● **What this task involves**:
Go through the listing below and list every line with "ylabel".

************

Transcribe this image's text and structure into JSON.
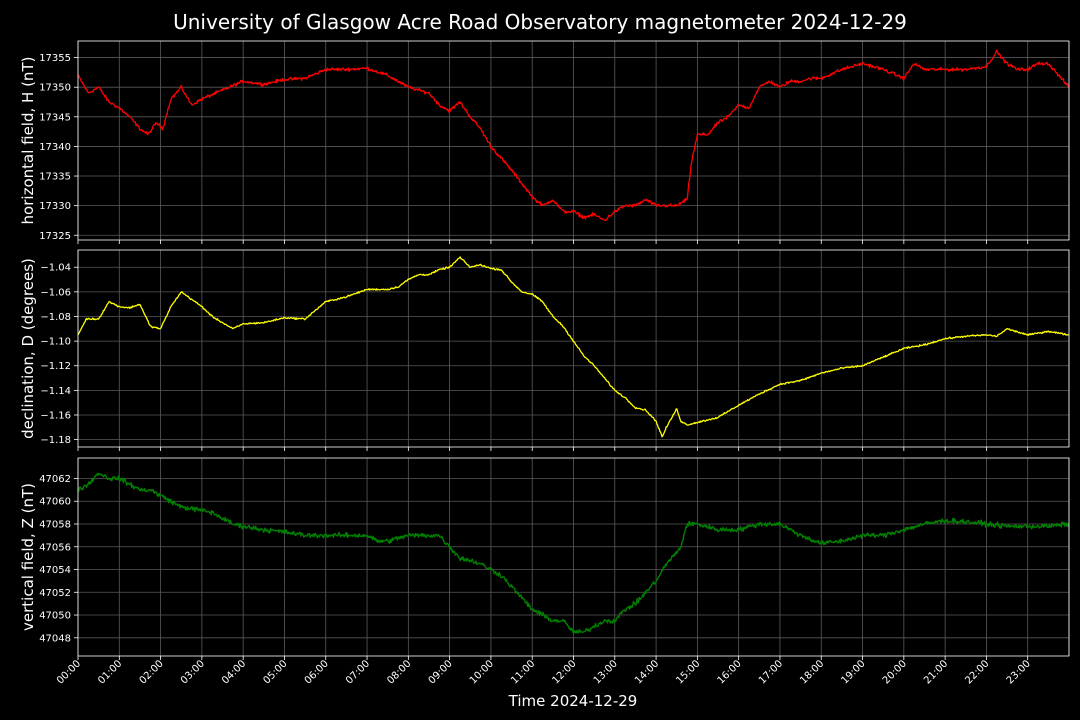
{
  "title": "University of Glasgow Acre Road Observatory magnetometer 2024-12-29",
  "background": "#000000",
  "grid_color": "#5a5a5a",
  "xlabel": "Time 2024-12-29",
  "x_tick_labels": [
    "00:00",
    "01:00",
    "02:00",
    "03:00",
    "04:00",
    "05:00",
    "06:00",
    "07:00",
    "08:00",
    "09:00",
    "10:00",
    "11:00",
    "12:00",
    "13:00",
    "14:00",
    "15:00",
    "16:00",
    "17:00",
    "18:00",
    "19:00",
    "20:00",
    "21:00",
    "22:00",
    "23:00"
  ],
  "chart_data": [
    {
      "type": "line",
      "ylabel": "horizontal field, H (nT)",
      "color": "#ff0000",
      "grid": true,
      "xlim_hours": [
        0,
        24
      ],
      "ylim": [
        17324.2,
        17357.8
      ],
      "yticks": [
        17325,
        17330,
        17335,
        17340,
        17345,
        17350,
        17355
      ],
      "ytick_labels": [
        "17325",
        "17330",
        "17335",
        "17340",
        "17345",
        "17350",
        "17355"
      ],
      "series": [
        {
          "x_hours": [
            0,
            0.25,
            0.5,
            0.75,
            1,
            1.25,
            1.5,
            1.7,
            1.9,
            2.05,
            2.25,
            2.5,
            2.75,
            3,
            3.5,
            4,
            4.5,
            5,
            5.5,
            6,
            6.5,
            7,
            7.5,
            8,
            8.5,
            8.75,
            9,
            9.25,
            9.5,
            9.75,
            10,
            10.5,
            11,
            11.25,
            11.5,
            11.75,
            12,
            12.25,
            12.5,
            12.75,
            13,
            13.25,
            13.5,
            13.75,
            14,
            14.25,
            14.5,
            14.75,
            14.85,
            15,
            15.25,
            15.5,
            15.75,
            16,
            16.25,
            16.5,
            16.75,
            17,
            17.25,
            17.5,
            17.75,
            18,
            18.5,
            19,
            19.5,
            20,
            20.25,
            20.5,
            21,
            21.5,
            22,
            22.25,
            22.5,
            22.75,
            23,
            23.25,
            23.5,
            23.75,
            24
          ],
          "values": [
            17352,
            17349,
            17350,
            17347.5,
            17346.5,
            17345,
            17343,
            17342,
            17344,
            17343,
            17348,
            17350,
            17347,
            17348,
            17349.5,
            17351,
            17350.5,
            17351.3,
            17351.5,
            17353,
            17353,
            17353.2,
            17352,
            17350,
            17349,
            17347,
            17346,
            17347.5,
            17345,
            17343,
            17340,
            17336,
            17331.5,
            17330,
            17331,
            17329,
            17329,
            17328,
            17328.5,
            17327.5,
            17329,
            17330,
            17330,
            17331,
            17330,
            17330,
            17330,
            17331,
            17337,
            17342,
            17342,
            17344,
            17345,
            17347,
            17346.5,
            17350,
            17351,
            17350,
            17351,
            17351,
            17351.5,
            17351.5,
            17353,
            17354,
            17353,
            17351.5,
            17354,
            17353,
            17353,
            17353,
            17353.5,
            17356,
            17354,
            17353,
            17353,
            17354,
            17354,
            17352,
            17350
          ]
        }
      ]
    },
    {
      "type": "line",
      "ylabel": "declination, D (degrees)",
      "color": "#ffff00",
      "grid": true,
      "xlim_hours": [
        0,
        24
      ],
      "ylim": [
        -1.186,
        -1.026
      ],
      "yticks": [
        -1.18,
        -1.16,
        -1.14,
        -1.12,
        -1.1,
        -1.08,
        -1.06,
        -1.04
      ],
      "ytick_labels": [
        "−1.18",
        "−1.16",
        "−1.14",
        "−1.12",
        "−1.10",
        "−1.08",
        "−1.06",
        "−1.04"
      ],
      "series": [
        {
          "x_hours": [
            0,
            0.2,
            0.5,
            0.75,
            1,
            1.25,
            1.5,
            1.75,
            2,
            2.25,
            2.5,
            3,
            3.25,
            3.5,
            3.75,
            4,
            4.5,
            5,
            5.5,
            6,
            6.5,
            7,
            7.5,
            7.75,
            8,
            8.25,
            8.5,
            8.75,
            9,
            9.25,
            9.5,
            9.75,
            10,
            10.25,
            10.5,
            10.75,
            11,
            11.25,
            11.5,
            11.75,
            12,
            12.25,
            12.5,
            12.75,
            13,
            13.25,
            13.5,
            13.75,
            14,
            14.15,
            14.25,
            14.5,
            14.6,
            14.75,
            15,
            15.5,
            16,
            16.5,
            17,
            17.5,
            18,
            18.5,
            19,
            19.5,
            20,
            20.5,
            21,
            21.5,
            22,
            22.25,
            22.5,
            23,
            23.5,
            24
          ],
          "values": [
            -1.095,
            -1.082,
            -1.082,
            -1.068,
            -1.072,
            -1.073,
            -1.07,
            -1.088,
            -1.09,
            -1.072,
            -1.06,
            -1.072,
            -1.08,
            -1.085,
            -1.09,
            -1.086,
            -1.085,
            -1.081,
            -1.082,
            -1.068,
            -1.064,
            -1.058,
            -1.058,
            -1.056,
            -1.05,
            -1.046,
            -1.046,
            -1.042,
            -1.04,
            -1.032,
            -1.04,
            -1.038,
            -1.041,
            -1.042,
            -1.052,
            -1.06,
            -1.062,
            -1.068,
            -1.08,
            -1.088,
            -1.1,
            -1.112,
            -1.12,
            -1.13,
            -1.14,
            -1.146,
            -1.154,
            -1.156,
            -1.165,
            -1.178,
            -1.17,
            -1.155,
            -1.165,
            -1.168,
            -1.166,
            -1.162,
            -1.152,
            -1.143,
            -1.135,
            -1.132,
            -1.126,
            -1.122,
            -1.12,
            -1.113,
            -1.106,
            -1.103,
            -1.098,
            -1.096,
            -1.095,
            -1.096,
            -1.09,
            -1.095,
            -1.092,
            -1.095
          ]
        }
      ]
    },
    {
      "type": "line",
      "ylabel": "vertical field, Z (nT)",
      "color": "#008000",
      "grid": true,
      "xlim_hours": [
        0,
        24
      ],
      "ylim": [
        47046.4,
        47063.8
      ],
      "yticks": [
        47048,
        47050,
        47052,
        47054,
        47056,
        47058,
        47060,
        47062
      ],
      "ytick_labels": [
        "47048",
        "47050",
        "47052",
        "47054",
        "47056",
        "47058",
        "47060",
        "47062"
      ],
      "series": [
        {
          "x_hours": [
            0,
            0.25,
            0.5,
            0.75,
            1,
            1.25,
            1.5,
            1.75,
            2,
            2.25,
            2.5,
            3,
            3.25,
            3.5,
            3.75,
            4,
            4.5,
            5,
            5.5,
            6,
            6.5,
            7,
            7.25,
            7.5,
            8,
            8.5,
            8.75,
            9,
            9.25,
            9.5,
            9.75,
            10,
            10.25,
            10.5,
            10.75,
            11,
            11.25,
            11.5,
            11.75,
            12,
            12.25,
            12.5,
            12.75,
            13,
            13.25,
            13.5,
            13.75,
            14,
            14.25,
            14.5,
            14.6,
            14.75,
            15,
            15.5,
            16,
            16.5,
            17,
            17.5,
            18,
            18.5,
            19,
            19.5,
            20,
            20.5,
            21,
            21.5,
            22,
            22.5,
            23,
            23.5,
            24
          ],
          "values": [
            47061,
            47061.5,
            47062.5,
            47062,
            47062,
            47061.5,
            47061,
            47061,
            47060.5,
            47060,
            47059.5,
            47059.2,
            47059,
            47058.5,
            47058,
            47057.8,
            47057.5,
            47057.3,
            47057,
            47057,
            47057,
            47057,
            47056.5,
            47056.5,
            47057,
            47057,
            47057,
            47056,
            47055,
            47054.8,
            47054.5,
            47054,
            47053.5,
            47052.5,
            47051.5,
            47050.5,
            47050,
            47049.5,
            47049.5,
            47048.5,
            47048.5,
            47049,
            47049.5,
            47049.5,
            47050.5,
            47051,
            47052,
            47053,
            47054.5,
            47055.5,
            47056,
            47058,
            47058,
            47057.5,
            47057.5,
            47058,
            47058,
            47057,
            47056.3,
            47056.5,
            47057,
            47057,
            47057.5,
            47058,
            47058.3,
            47058.2,
            47058,
            47057.8,
            47057.8,
            47057.8,
            47058
          ]
        }
      ]
    }
  ]
}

************

● **Full output**:
      "ylabel": "horizontal field, H (nT)",
      "ylabel": "declination, D (degrees)",
      "ylabel": "vertical field, Z (nT)",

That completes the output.